* Begin Available records *
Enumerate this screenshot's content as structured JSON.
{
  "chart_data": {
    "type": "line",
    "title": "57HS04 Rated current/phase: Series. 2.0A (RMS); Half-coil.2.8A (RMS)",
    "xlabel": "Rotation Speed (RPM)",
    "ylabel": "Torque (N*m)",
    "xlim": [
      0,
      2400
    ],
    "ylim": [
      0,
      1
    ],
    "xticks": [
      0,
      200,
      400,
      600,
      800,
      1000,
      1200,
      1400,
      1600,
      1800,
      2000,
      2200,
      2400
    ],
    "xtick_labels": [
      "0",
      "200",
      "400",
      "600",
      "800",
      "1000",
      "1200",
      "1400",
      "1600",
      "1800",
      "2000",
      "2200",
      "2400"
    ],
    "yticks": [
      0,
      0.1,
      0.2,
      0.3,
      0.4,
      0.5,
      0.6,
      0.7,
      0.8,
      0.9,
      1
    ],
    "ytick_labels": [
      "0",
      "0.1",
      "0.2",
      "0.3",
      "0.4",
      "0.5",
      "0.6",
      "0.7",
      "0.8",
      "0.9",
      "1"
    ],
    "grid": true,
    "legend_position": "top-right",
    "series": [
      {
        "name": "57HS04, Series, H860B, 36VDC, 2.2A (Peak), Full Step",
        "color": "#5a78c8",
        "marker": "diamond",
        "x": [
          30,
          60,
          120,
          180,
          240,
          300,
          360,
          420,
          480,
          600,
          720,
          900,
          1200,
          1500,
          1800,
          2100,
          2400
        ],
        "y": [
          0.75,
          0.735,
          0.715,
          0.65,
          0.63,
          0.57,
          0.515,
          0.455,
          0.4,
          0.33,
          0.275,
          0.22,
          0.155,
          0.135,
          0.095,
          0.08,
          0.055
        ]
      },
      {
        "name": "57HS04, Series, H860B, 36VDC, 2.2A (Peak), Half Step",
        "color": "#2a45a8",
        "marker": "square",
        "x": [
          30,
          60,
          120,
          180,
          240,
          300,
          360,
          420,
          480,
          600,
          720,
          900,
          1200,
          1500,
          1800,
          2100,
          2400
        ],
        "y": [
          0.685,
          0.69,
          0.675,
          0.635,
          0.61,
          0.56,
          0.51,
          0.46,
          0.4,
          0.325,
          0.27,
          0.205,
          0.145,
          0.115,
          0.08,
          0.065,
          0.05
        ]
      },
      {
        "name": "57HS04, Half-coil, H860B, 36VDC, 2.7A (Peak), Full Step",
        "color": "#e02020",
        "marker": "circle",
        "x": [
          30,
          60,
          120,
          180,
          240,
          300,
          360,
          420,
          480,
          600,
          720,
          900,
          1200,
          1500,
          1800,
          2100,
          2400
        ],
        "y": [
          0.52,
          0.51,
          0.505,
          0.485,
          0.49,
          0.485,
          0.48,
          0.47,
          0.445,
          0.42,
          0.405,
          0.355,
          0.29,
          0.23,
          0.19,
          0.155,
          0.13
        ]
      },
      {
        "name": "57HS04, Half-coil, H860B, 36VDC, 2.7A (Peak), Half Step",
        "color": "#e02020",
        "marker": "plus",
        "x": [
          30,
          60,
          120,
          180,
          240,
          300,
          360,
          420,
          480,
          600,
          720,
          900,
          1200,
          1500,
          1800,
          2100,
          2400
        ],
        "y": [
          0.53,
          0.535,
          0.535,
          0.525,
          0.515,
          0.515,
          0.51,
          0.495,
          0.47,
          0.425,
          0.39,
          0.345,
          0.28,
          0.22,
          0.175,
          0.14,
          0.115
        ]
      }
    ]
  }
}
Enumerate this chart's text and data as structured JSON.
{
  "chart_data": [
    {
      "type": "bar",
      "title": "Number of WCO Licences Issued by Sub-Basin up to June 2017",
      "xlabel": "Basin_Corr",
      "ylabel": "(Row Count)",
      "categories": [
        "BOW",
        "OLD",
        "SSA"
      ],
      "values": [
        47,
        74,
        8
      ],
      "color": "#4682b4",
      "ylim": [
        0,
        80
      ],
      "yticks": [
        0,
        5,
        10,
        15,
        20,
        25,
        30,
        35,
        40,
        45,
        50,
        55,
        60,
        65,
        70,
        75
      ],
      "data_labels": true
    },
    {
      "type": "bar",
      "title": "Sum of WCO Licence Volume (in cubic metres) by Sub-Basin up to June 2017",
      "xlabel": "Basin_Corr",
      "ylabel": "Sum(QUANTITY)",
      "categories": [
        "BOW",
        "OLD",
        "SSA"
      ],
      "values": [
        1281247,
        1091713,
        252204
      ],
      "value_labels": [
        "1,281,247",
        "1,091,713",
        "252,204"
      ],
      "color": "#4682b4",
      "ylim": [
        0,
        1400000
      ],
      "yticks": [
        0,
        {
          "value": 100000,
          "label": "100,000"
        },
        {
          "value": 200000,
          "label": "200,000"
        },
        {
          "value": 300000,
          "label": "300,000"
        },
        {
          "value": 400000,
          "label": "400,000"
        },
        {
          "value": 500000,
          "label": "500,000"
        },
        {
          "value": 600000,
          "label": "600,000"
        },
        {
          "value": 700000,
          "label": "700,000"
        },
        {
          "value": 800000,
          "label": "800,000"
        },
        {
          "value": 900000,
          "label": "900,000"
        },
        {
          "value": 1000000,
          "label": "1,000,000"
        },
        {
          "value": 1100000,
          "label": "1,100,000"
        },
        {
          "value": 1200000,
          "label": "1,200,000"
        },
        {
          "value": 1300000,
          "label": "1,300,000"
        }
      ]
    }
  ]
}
* End Available records *
▶ **Task directions**
Repeat all entries. Match them exactly.

▶ **Result for this exercise**
Enumerate this screenshot's content as structured JSON.
{
  "chart_data": {
    "type": "line",
    "title": "57HS04 Rated current/phase: Series. 2.0A (RMS); Half-coil.2.8A (RMS)",
    "xlabel": "Rotation Speed (RPM)",
    "ylabel": "Torque (N*m)",
    "xlim": [
      0,
      2400
    ],
    "ylim": [
      0,
      1
    ],
    "xticks": [
      0,
      200,
      400,
      600,
      800,
      1000,
      1200,
      1400,
      1600,
      1800,
      2000,
      2200,
      2400
    ],
    "xtick_labels": [
      "0",
      "200",
      "400",
      "600",
      "800",
      "1000",
      "1200",
      "1400",
      "1600",
      "1800",
      "2000",
      "2200",
      "2400"
    ],
    "yticks": [
      0,
      0.1,
      0.2,
      0.3,
      0.4,
      0.5,
      0.6,
      0.7,
      0.8,
      0.9,
      1
    ],
    "ytick_labels": [
      "0",
      "0.1",
      "0.2",
      "0.3",
      "0.4",
      "0.5",
      "0.6",
      "0.7",
      "0.8",
      "0.9",
      "1"
    ],
    "grid": true,
    "legend_position": "top-right",
    "series": [
      {
        "name": "57HS04, Series, H860B, 36VDC, 2.2A (Peak), Full Step",
        "color": "#5a78c8",
        "marker": "diamond",
        "x": [
          30,
          60,
          120,
          180,
          240,
          300,
          360,
          420,
          480,
          600,
          720,
          900,
          1200,
          1500,
          1800,
          2100,
          2400
        ],
        "y": [
          0.75,
          0.735,
          0.715,
          0.65,
          0.63,
          0.57,
          0.515,
          0.455,
          0.4,
          0.33,
          0.275,
          0.22,
          0.155,
          0.135,
          0.095,
          0.08,
          0.055
        ]
      },
      {
        "name": "57HS04, Series, H860B, 36VDC, 2.2A (Peak), Half Step",
        "color": "#2a45a8",
        "marker": "square",
        "x": [
          30,
          60,
          120,
          180,
          240,
          300,
          360,
          420,
          480,
          600,
          720,
          900,
          1200,
          1500,
          1800,
          2100,
          2400
        ],
        "y": [
          0.685,
          0.69,
          0.675,
          0.635,
          0.61,
          0.56,
          0.51,
          0.46,
          0.4,
          0.325,
          0.27,
          0.205,
          0.145,
          0.115,
          0.08,
          0.065,
          0.05
        ]
      },
      {
        "name": "57HS04, Half-coil, H860B, 36VDC, 2.7A (Peak), Full Step",
        "color": "#e02020",
        "marker": "circle",
        "x": [
          30,
          60,
          120,
          180,
          240,
          300,
          360,
          420,
          480,
          600,
          720,
          900,
          1200,
          1500,
          1800,
          2100,
          2400
        ],
        "y": [
          0.52,
          0.51,
          0.505,
          0.485,
          0.49,
          0.485,
          0.48,
          0.47,
          0.445,
          0.42,
          0.405,
          0.355,
          0.29,
          0.23,
          0.19,
          0.155,
          0.13
        ]
      },
      {
        "name": "57HS04, Half-coil, H860B, 36VDC, 2.7A (Peak), Half Step",
        "color": "#e02020",
        "marker": "plus",
        "x": [
          30,
          60,
          120,
          180,
          240,
          300,
          360,
          420,
          480,
          600,
          720,
          900,
          1200,
          1500,
          1800,
          2100,
          2400
        ],
        "y": [
          0.53,
          0.535,
          0.535,
          0.525,
          0.515,
          0.515,
          0.51,
          0.495,
          0.47,
          0.425,
          0.39,
          0.345,
          0.28,
          0.22,
          0.175,
          0.14,
          0.115
        ]
      }
    ]
  }
}
Enumerate this chart's text and data as structured JSON.
{
  "chart_data": [
    {
      "type": "bar",
      "title": "Number of WCO Licences Issued by Sub-Basin up to June 2017",
      "xlabel": "Basin_Corr",
      "ylabel": "(Row Count)",
      "categories": [
        "BOW",
        "OLD",
        "SSA"
      ],
      "values": [
        47,
        74,
        8
      ],
      "color": "#4682b4",
      "ylim": [
        0,
        80
      ],
      "yticks": [
        0,
        5,
        10,
        15,
        20,
        25,
        30,
        35,
        40,
        45,
        50,
        55,
        60,
        65,
        70,
        75
      ],
      "data_labels": true
    },
    {
      "type": "bar",
      "title": "Sum of WCO Licence Volume (in cubic metres) by Sub-Basin up to June 2017",
      "xlabel": "Basin_Corr",
      "ylabel": "Sum(QUANTITY)",
      "categories": [
        "BOW",
        "OLD",
        "SSA"
      ],
      "values": [
        1281247,
        1091713,
        252204
      ],
      "value_labels": [
        "1,281,247",
        "1,091,713",
        "252,204"
      ],
      "color": "#4682b4",
      "ylim": [
        0,
        1400000
      ],
      "yticks": [
        0,
        {
          "value": 100000,
          "label": "100,000"
        },
        {
          "value": 200000,
          "label": "200,000"
        },
        {
          "value": 300000,
          "label": "300,000"
        },
        {
          "value": 400000,
          "label": "400,000"
        },
        {
          "value": 500000,
          "label": "500,000"
        },
        {
          "value": 600000,
          "label": "600,000"
        },
        {
          "value": 700000,
          "label": "700,000"
        },
        {
          "value": 800000,
          "label": "800,000"
        },
        {
          "value": 900000,
          "label": "900,000"
        },
        {
          "value": 1000000,
          "label": "1,000,000"
        },
        {
          "value": 1100000,
          "label": "1,100,000"
        },
        {
          "value": 1200000,
          "label": "1,200,000"
        },
        {
          "value": 1300000,
          "label": "1,300,000"
        }
      ]
    }
  ]
}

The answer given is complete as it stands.